• [EXERCISE] Quote, verbatim, all material below, without pictures.

##############################

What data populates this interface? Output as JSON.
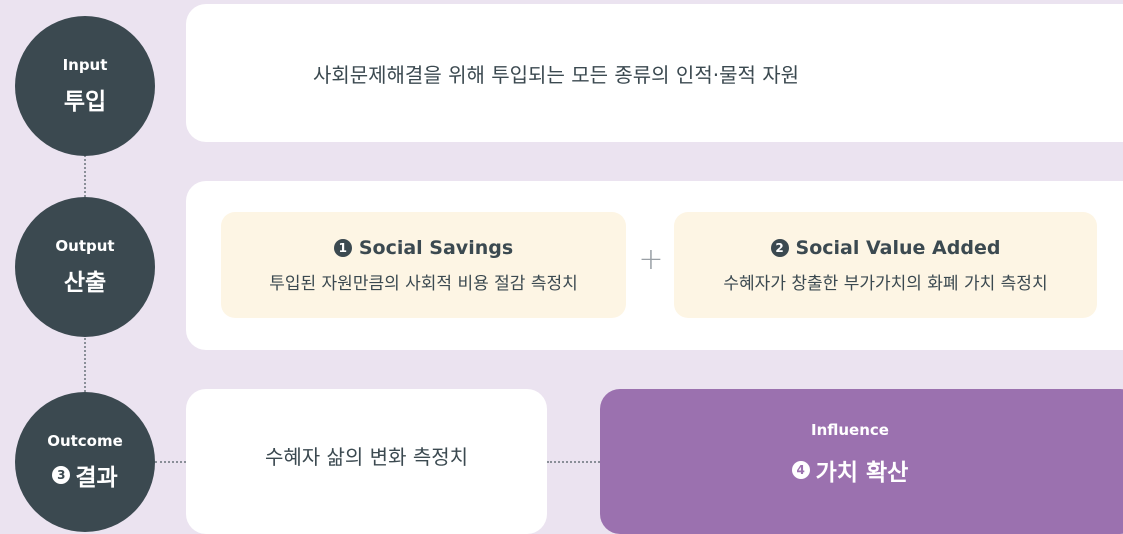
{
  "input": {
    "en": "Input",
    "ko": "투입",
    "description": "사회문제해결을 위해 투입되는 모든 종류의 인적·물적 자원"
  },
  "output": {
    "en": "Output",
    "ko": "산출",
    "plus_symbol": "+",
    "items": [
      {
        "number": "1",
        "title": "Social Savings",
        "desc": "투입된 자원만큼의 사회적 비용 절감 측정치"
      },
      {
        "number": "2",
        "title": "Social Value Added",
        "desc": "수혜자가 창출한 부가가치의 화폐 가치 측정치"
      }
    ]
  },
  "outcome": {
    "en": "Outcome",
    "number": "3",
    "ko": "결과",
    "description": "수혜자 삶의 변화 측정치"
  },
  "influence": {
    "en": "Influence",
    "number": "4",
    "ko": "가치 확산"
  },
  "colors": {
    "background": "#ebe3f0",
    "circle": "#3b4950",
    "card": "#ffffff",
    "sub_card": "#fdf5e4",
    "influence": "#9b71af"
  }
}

##############################

• [EXERCISE RESULT]
What data populates this interface? Output as JSON.
{
  "input": {
    "en": "Input",
    "ko": "투입",
    "description": "사회문제해결을 위해 투입되는 모든 종류의 인적·물적 자원"
  },
  "output": {
    "en": "Output",
    "ko": "산출",
    "plus_symbol": "+",
    "items": [
      {
        "number": "1",
        "title": "Social Savings",
        "desc": "투입된 자원만큼의 사회적 비용 절감 측정치"
      },
      {
        "number": "2",
        "title": "Social Value Added",
        "desc": "수혜자가 창출한 부가가치의 화폐 가치 측정치"
      }
    ]
  },
  "outcome": {
    "en": "Outcome",
    "number": "3",
    "ko": "결과",
    "description": "수혜자 삶의 변화 측정치"
  },
  "influence": {
    "en": "Influence",
    "number": "4",
    "ko": "가치 확산"
  },
  "colors": {
    "background": "#ebe3f0",
    "circle": "#3b4950",
    "card": "#ffffff",
    "sub_card": "#fdf5e4",
    "influence": "#9b71af"
  }
}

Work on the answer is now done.